**Material to process**
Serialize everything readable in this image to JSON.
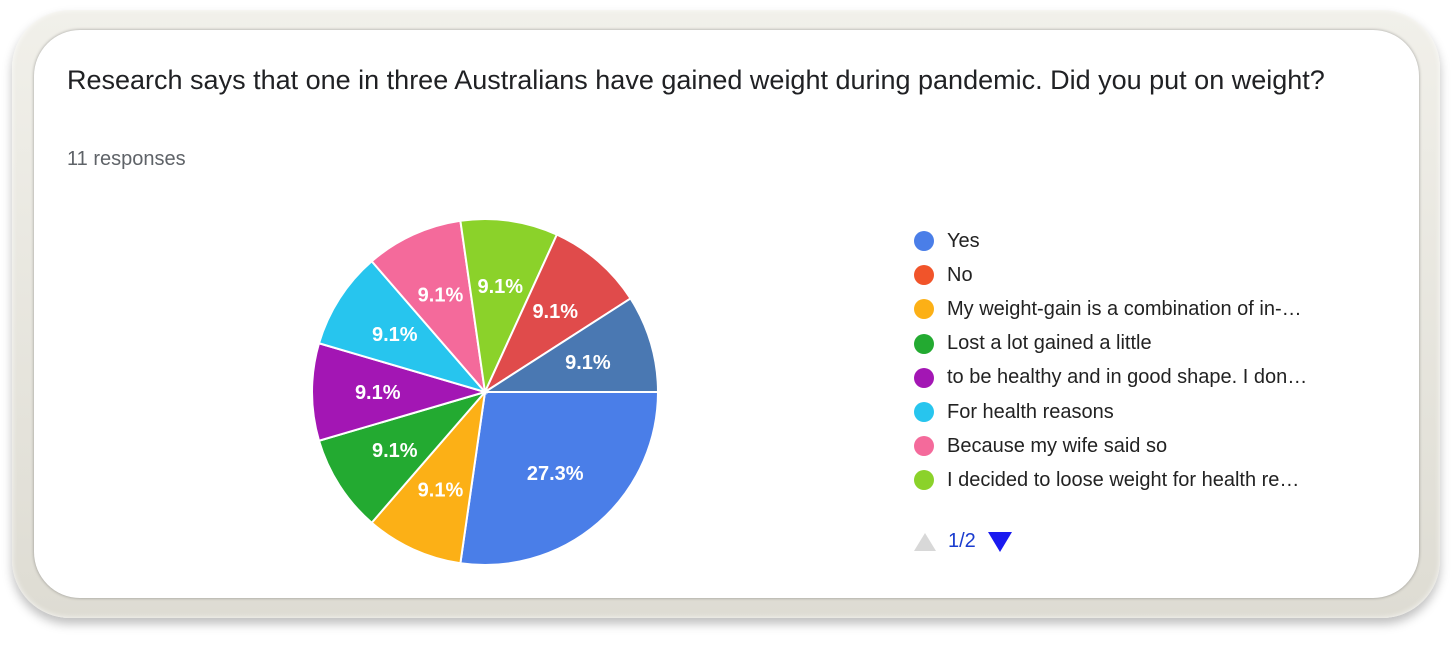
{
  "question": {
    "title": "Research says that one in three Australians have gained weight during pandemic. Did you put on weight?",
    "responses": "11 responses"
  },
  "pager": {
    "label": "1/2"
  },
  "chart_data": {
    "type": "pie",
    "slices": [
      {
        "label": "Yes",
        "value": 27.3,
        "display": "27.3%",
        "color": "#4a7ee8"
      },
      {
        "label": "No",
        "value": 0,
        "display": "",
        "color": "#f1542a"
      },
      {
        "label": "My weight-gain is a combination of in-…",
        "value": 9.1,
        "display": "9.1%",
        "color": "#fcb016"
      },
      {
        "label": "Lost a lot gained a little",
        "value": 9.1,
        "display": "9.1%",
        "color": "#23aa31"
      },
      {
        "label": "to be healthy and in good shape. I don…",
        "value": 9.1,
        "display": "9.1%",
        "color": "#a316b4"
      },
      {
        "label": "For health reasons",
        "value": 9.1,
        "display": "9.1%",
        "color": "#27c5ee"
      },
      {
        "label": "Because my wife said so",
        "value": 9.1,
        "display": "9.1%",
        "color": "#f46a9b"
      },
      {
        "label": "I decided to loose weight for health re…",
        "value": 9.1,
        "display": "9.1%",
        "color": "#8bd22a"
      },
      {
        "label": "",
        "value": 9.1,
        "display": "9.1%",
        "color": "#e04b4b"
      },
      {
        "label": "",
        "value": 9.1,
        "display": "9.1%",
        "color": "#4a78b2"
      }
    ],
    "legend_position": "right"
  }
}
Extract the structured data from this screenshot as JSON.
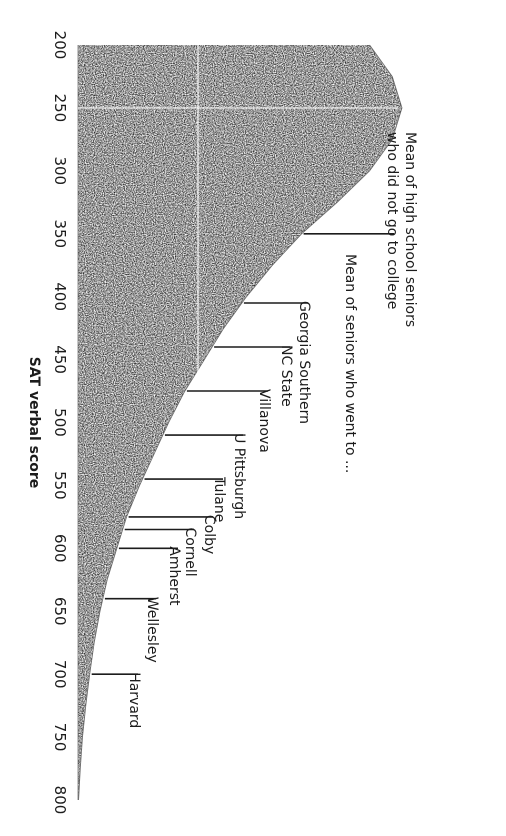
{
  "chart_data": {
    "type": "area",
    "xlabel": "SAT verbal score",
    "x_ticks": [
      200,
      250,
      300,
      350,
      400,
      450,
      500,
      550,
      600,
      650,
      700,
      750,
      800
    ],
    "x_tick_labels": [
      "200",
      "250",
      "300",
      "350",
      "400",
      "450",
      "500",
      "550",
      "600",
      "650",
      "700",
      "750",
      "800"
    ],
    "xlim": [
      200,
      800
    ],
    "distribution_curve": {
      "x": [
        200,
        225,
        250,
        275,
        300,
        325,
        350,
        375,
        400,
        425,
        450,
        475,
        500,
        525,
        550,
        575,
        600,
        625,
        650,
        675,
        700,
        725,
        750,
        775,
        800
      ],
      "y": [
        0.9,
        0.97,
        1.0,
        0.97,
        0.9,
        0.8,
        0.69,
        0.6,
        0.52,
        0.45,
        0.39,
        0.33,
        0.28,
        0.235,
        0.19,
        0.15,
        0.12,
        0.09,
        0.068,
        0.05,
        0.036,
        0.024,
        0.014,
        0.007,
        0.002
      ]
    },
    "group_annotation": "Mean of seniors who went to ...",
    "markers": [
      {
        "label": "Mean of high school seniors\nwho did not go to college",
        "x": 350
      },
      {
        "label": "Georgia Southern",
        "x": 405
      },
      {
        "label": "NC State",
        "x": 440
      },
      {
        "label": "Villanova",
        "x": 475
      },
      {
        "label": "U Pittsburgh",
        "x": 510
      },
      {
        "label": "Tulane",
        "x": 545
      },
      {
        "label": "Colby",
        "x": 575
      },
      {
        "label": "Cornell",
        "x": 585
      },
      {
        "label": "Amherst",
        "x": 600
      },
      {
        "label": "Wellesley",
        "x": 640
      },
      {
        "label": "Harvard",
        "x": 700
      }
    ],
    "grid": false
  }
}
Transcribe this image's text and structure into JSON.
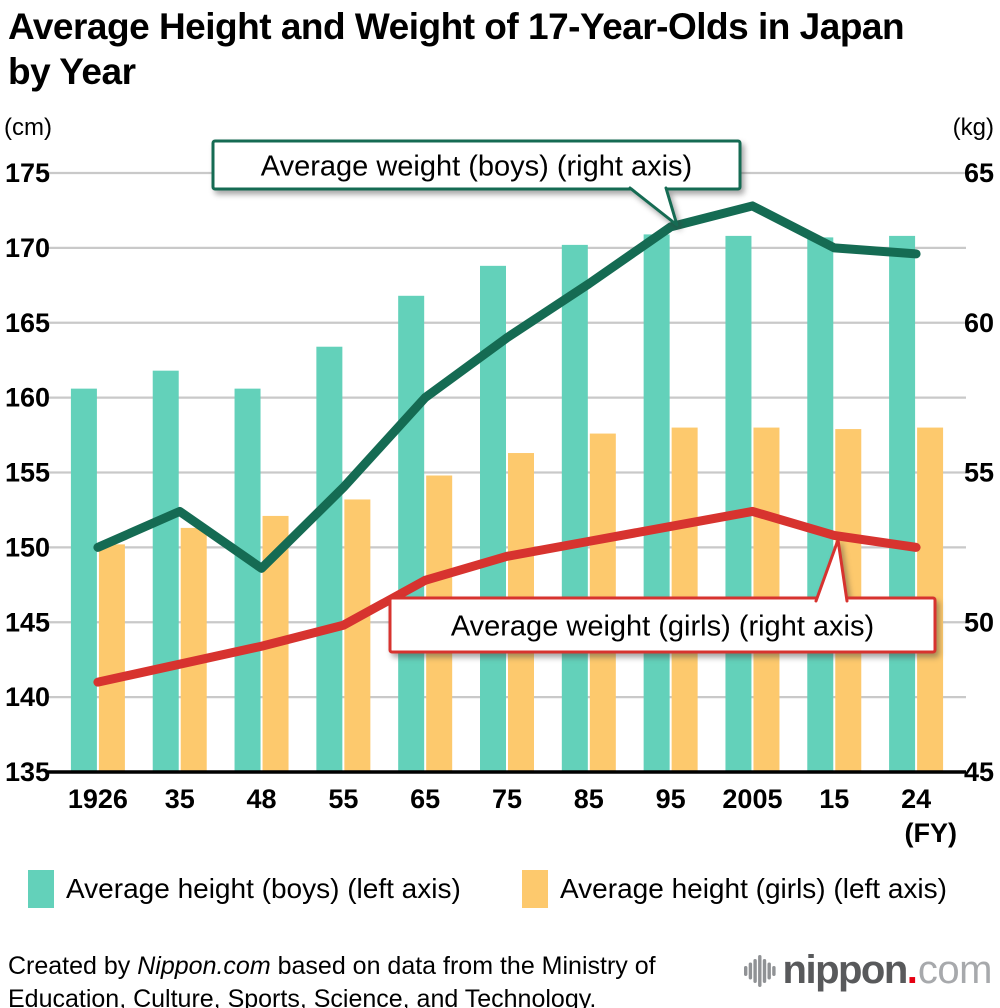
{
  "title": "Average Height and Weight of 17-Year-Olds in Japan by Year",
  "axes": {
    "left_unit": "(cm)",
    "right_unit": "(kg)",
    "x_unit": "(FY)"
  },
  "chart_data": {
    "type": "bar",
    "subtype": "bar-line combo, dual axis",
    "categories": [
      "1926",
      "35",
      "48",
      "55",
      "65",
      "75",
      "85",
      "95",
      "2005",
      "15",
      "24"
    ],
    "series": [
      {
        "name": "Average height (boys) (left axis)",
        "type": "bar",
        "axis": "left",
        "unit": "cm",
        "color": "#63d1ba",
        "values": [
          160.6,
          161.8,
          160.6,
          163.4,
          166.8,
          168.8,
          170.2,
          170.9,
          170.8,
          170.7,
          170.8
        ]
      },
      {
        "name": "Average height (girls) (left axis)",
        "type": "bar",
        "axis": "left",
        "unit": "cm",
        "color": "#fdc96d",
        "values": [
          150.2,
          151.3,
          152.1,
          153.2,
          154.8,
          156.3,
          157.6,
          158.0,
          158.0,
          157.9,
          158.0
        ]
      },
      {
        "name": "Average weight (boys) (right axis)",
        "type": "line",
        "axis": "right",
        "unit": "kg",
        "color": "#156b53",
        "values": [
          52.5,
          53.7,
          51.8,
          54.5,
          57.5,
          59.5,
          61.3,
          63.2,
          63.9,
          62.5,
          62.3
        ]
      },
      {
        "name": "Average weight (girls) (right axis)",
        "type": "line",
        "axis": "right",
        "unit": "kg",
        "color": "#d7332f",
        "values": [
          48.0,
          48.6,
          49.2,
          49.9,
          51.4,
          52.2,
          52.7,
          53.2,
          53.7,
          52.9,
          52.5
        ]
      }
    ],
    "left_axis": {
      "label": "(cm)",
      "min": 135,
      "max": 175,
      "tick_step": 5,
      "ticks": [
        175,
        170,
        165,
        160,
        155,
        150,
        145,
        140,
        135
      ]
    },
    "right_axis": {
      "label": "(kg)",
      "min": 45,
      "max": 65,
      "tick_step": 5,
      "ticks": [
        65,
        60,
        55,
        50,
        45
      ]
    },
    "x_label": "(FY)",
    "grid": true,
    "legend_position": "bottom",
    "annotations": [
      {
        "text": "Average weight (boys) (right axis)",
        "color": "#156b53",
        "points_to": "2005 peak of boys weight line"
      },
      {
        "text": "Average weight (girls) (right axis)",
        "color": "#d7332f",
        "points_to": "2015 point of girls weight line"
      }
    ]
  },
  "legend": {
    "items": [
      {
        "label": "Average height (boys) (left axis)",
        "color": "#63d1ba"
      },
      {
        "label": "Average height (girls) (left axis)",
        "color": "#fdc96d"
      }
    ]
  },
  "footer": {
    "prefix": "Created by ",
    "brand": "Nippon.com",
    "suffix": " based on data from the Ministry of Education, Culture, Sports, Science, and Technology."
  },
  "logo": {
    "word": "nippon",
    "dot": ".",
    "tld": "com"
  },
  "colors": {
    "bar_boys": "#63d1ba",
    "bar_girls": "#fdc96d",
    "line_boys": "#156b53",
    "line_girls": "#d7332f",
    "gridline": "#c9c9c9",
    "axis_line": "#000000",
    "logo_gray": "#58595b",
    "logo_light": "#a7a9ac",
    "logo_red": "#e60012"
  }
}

**Instructions to follow**
All of the records need repeating exactly, except for the pictures.

**Output below**
Serialize everything readable in this image to JSON.
{
  "question": {
    "title": "Research says that one in three Australians have gained weight during pandemic. Did you put on weight?",
    "responses": "11 responses"
  },
  "pager": {
    "label": "1/2"
  },
  "chart_data": {
    "type": "pie",
    "slices": [
      {
        "label": "Yes",
        "value": 27.3,
        "display": "27.3%",
        "color": "#4a7ee8"
      },
      {
        "label": "No",
        "value": 0,
        "display": "",
        "color": "#f1542a"
      },
      {
        "label": "My weight-gain is a combination of in-…",
        "value": 9.1,
        "display": "9.1%",
        "color": "#fcb016"
      },
      {
        "label": "Lost a lot gained a little",
        "value": 9.1,
        "display": "9.1%",
        "color": "#23aa31"
      },
      {
        "label": "to be healthy and in good shape. I don…",
        "value": 9.1,
        "display": "9.1%",
        "color": "#a316b4"
      },
      {
        "label": "For health reasons",
        "value": 9.1,
        "display": "9.1%",
        "color": "#27c5ee"
      },
      {
        "label": "Because my wife said so",
        "value": 9.1,
        "display": "9.1%",
        "color": "#f46a9b"
      },
      {
        "label": "I decided to loose weight for health re…",
        "value": 9.1,
        "display": "9.1%",
        "color": "#8bd22a"
      },
      {
        "label": "",
        "value": 9.1,
        "display": "9.1%",
        "color": "#e04b4b"
      },
      {
        "label": "",
        "value": 9.1,
        "display": "9.1%",
        "color": "#4a78b2"
      }
    ],
    "legend_position": "right"
  }
}
Extract the structured data from this screenshot as JSON.
{
  "chart_data": {
    "type": "area",
    "xlabel": "SAT verbal score",
    "x_ticks": [
      200,
      250,
      300,
      350,
      400,
      450,
      500,
      550,
      600,
      650,
      700,
      750,
      800
    ],
    "x_tick_labels": [
      "200",
      "250",
      "300",
      "350",
      "400",
      "450",
      "500",
      "550",
      "600",
      "650",
      "700",
      "750",
      "800"
    ],
    "xlim": [
      200,
      800
    ],
    "distribution_curve": {
      "x": [
        200,
        225,
        250,
        275,
        300,
        325,
        350,
        375,
        400,
        425,
        450,
        475,
        500,
        525,
        550,
        575,
        600,
        625,
        650,
        675,
        700,
        725,
        750,
        775,
        800
      ],
      "y": [
        0.9,
        0.97,
        1.0,
        0.97,
        0.9,
        0.8,
        0.69,
        0.6,
        0.52,
        0.45,
        0.39,
        0.33,
        0.28,
        0.235,
        0.19,
        0.15,
        0.12,
        0.09,
        0.068,
        0.05,
        0.036,
        0.024,
        0.014,
        0.007,
        0.002
      ]
    },
    "group_annotation": "Mean of seniors who went to ...",
    "markers": [
      {
        "label": "Mean of high school seniors\nwho did not go to college",
        "x": 350
      },
      {
        "label": "Georgia Southern",
        "x": 405
      },
      {
        "label": "NC State",
        "x": 440
      },
      {
        "label": "Villanova",
        "x": 475
      },
      {
        "label": "U Pittsburgh",
        "x": 510
      },
      {
        "label": "Tulane",
        "x": 545
      },
      {
        "label": "Colby",
        "x": 575
      },
      {
        "label": "Cornell",
        "x": 585
      },
      {
        "label": "Amherst",
        "x": 600
      },
      {
        "label": "Wellesley",
        "x": 640
      },
      {
        "label": "Harvard",
        "x": 700
      }
    ],
    "grid": false
  }
}
Transcribe this image's text and structure into JSON.
{
  "title": "Average Height and Weight of 17-Year-Olds in Japan by Year",
  "axes": {
    "left_unit": "(cm)",
    "right_unit": "(kg)",
    "x_unit": "(FY)"
  },
  "chart_data": {
    "type": "bar",
    "subtype": "bar-line combo, dual axis",
    "categories": [
      "1926",
      "35",
      "48",
      "55",
      "65",
      "75",
      "85",
      "95",
      "2005",
      "15",
      "24"
    ],
    "series": [
      {
        "name": "Average height (boys) (left axis)",
        "type": "bar",
        "axis": "left",
        "unit": "cm",
        "color": "#63d1ba",
        "values": [
          160.6,
          161.8,
          160.6,
          163.4,
          166.8,
          168.8,
          170.2,
          170.9,
          170.8,
          170.7,
          170.8
        ]
      },
      {
        "name": "Average height (girls) (left axis)",
        "type": "bar",
        "axis": "left",
        "unit": "cm",
        "color": "#fdc96d",
        "values": [
          150.2,
          151.3,
          152.1,
          153.2,
          154.8,
          156.3,
          157.6,
          158.0,
          158.0,
          157.9,
          158.0
        ]
      },
      {
        "name": "Average weight (boys) (right axis)",
        "type": "line",
        "axis": "right",
        "unit": "kg",
        "color": "#156b53",
        "values": [
          52.5,
          53.7,
          51.8,
          54.5,
          57.5,
          59.5,
          61.3,
          63.2,
          63.9,
          62.5,
          62.3
        ]
      },
      {
        "name": "Average weight (girls) (right axis)",
        "type": "line",
        "axis": "right",
        "unit": "kg",
        "color": "#d7332f",
        "values": [
          48.0,
          48.6,
          49.2,
          49.9,
          51.4,
          52.2,
          52.7,
          53.2,
          53.7,
          52.9,
          52.5
        ]
      }
    ],
    "left_axis": {
      "label": "(cm)",
      "min": 135,
      "max": 175,
      "tick_step": 5,
      "ticks": [
        175,
        170,
        165,
        160,
        155,
        150,
        145,
        140,
        135
      ]
    },
    "right_axis": {
      "label": "(kg)",
      "min": 45,
      "max": 65,
      "tick_step": 5,
      "ticks": [
        65,
        60,
        55,
        50,
        45
      ]
    },
    "x_label": "(FY)",
    "grid": true,
    "legend_position": "bottom",
    "annotations": [
      {
        "text": "Average weight (boys) (right axis)",
        "color": "#156b53",
        "points_to": "2005 peak of boys weight line"
      },
      {
        "text": "Average weight (girls) (right axis)",
        "color": "#d7332f",
        "points_to": "2015 point of girls weight line"
      }
    ]
  },
  "legend": {
    "items": [
      {
        "label": "Average height (boys) (left axis)",
        "color": "#63d1ba"
      },
      {
        "label": "Average height (girls) (left axis)",
        "color": "#fdc96d"
      }
    ]
  },
  "footer": {
    "prefix": "Created by ",
    "brand": "Nippon.com",
    "suffix": " based on data from the Ministry of Education, Culture, Sports, Science, and Technology."
  },
  "logo": {
    "word": "nippon",
    "dot": ".",
    "tld": "com"
  },
  "colors": {
    "bar_boys": "#63d1ba",
    "bar_girls": "#fdc96d",
    "line_boys": "#156b53",
    "line_girls": "#d7332f",
    "gridline": "#c9c9c9",
    "axis_line": "#000000",
    "logo_gray": "#58595b",
    "logo_light": "#a7a9ac",
    "logo_red": "#e60012"
  }
}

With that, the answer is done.